Within the entries below, every line containing "this" is to be copied.

(Page records with their text)
-- Opening Marker --
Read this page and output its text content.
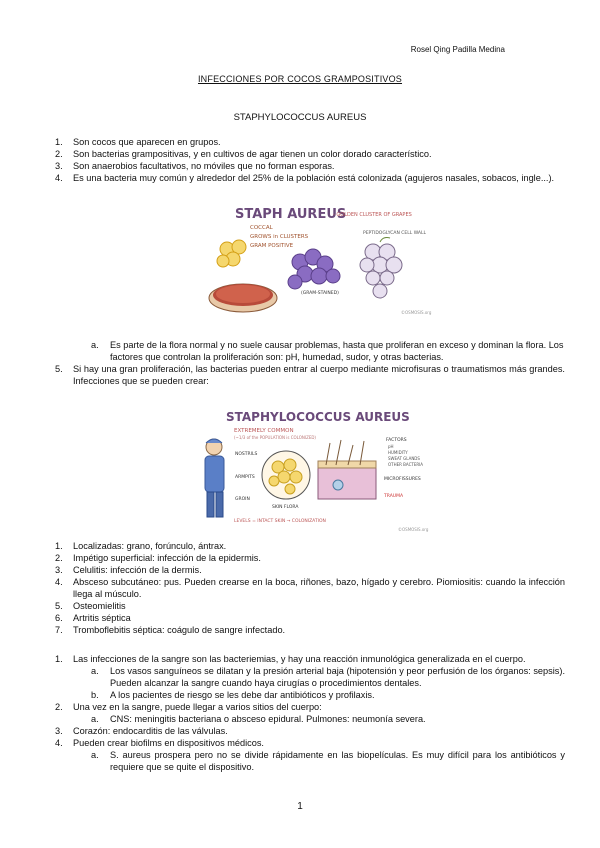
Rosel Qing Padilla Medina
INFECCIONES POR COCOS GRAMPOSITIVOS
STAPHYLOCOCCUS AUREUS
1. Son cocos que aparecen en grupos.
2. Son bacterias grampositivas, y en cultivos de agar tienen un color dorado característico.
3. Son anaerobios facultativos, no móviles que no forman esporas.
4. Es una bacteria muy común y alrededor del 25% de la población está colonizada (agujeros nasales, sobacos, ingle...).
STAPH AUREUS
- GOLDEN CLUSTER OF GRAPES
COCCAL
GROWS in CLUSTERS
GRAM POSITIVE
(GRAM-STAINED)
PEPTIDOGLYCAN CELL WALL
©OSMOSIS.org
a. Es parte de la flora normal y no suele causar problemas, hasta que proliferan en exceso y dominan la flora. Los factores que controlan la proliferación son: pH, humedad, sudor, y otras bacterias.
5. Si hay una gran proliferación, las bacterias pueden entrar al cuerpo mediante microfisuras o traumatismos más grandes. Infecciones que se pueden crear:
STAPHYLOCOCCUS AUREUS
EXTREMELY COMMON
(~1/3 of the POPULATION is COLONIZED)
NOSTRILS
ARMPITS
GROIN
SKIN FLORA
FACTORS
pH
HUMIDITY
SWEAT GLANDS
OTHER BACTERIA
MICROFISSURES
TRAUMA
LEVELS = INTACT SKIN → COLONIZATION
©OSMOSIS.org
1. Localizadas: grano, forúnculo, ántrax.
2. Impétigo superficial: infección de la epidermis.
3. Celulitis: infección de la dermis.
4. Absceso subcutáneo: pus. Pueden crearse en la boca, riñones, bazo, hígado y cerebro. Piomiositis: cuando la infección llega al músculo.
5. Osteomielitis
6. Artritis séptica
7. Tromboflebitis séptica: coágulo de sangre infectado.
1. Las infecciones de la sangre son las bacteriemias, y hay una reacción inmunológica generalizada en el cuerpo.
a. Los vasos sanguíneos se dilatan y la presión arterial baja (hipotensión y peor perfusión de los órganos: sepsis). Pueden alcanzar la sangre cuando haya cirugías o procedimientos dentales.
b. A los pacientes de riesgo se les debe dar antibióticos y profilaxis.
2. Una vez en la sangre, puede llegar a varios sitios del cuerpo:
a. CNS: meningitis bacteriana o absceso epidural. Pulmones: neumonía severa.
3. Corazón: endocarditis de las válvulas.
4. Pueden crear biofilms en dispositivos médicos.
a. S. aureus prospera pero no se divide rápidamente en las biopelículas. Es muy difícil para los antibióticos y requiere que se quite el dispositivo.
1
-- Closing Marker --
-- Opening Marker --
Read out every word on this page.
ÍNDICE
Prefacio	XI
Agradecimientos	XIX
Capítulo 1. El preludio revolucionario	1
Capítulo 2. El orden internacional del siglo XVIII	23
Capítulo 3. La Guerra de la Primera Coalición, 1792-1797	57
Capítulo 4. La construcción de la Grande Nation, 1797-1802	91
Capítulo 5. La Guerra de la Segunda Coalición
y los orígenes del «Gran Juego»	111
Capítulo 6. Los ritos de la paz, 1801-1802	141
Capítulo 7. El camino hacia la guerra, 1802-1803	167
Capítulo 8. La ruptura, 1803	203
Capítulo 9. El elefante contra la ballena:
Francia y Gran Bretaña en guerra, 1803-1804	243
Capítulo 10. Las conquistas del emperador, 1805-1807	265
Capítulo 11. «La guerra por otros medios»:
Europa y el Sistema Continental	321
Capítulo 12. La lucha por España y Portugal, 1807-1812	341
-- Closing Marker --
-- Opening Marker --
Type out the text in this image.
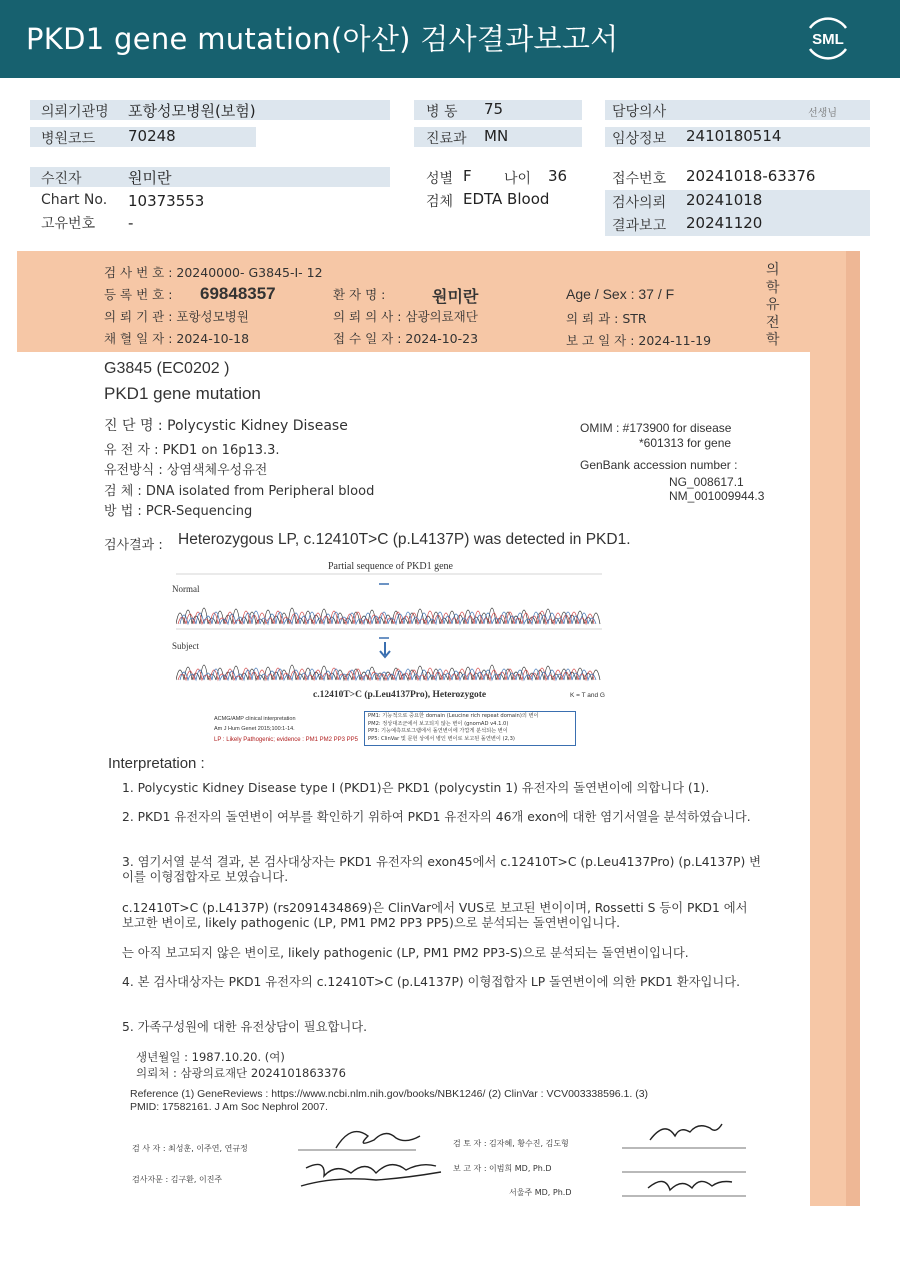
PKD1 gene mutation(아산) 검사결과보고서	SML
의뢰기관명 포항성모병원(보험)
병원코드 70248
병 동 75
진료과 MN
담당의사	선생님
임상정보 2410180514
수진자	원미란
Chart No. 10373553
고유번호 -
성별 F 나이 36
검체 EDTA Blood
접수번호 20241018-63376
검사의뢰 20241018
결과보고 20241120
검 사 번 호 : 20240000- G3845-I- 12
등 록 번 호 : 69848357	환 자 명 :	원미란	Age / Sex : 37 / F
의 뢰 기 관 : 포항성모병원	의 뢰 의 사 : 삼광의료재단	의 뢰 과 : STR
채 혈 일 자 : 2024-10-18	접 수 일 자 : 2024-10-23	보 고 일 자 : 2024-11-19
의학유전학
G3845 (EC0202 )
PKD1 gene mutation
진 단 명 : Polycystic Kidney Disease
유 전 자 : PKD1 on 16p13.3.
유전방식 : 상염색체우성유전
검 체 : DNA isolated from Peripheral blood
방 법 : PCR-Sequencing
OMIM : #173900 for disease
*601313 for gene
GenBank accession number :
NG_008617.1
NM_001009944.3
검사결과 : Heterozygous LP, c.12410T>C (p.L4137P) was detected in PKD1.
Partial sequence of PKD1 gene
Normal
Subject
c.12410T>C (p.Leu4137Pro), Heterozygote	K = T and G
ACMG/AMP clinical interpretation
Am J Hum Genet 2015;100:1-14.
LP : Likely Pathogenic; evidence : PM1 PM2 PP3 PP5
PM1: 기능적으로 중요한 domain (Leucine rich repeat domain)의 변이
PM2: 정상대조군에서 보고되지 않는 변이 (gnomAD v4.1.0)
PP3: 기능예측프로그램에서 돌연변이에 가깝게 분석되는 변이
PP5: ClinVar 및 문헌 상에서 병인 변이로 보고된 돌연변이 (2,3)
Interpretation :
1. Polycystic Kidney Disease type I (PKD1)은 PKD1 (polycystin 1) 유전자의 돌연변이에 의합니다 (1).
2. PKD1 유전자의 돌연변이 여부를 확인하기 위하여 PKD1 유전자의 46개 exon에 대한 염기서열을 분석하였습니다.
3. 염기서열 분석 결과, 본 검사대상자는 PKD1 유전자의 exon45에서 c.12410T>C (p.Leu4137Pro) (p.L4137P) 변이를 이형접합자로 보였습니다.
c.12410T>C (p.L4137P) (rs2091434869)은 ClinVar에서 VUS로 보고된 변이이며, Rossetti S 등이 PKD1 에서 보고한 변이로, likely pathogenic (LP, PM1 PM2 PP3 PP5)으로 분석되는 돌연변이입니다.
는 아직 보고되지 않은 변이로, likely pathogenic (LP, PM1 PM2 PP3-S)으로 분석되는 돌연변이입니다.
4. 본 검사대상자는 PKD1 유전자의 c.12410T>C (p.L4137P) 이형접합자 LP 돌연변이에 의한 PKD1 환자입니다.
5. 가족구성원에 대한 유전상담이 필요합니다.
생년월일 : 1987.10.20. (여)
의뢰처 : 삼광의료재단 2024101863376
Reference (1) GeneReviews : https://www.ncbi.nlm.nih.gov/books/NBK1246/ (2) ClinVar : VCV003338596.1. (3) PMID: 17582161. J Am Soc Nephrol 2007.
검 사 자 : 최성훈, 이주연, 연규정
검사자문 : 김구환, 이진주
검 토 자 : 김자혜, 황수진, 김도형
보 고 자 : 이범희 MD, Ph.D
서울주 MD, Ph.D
-- Closing Marker --
> **Problem solution**
Read this page and output its text content.
Read out every word on this page.
Type out the text in this image.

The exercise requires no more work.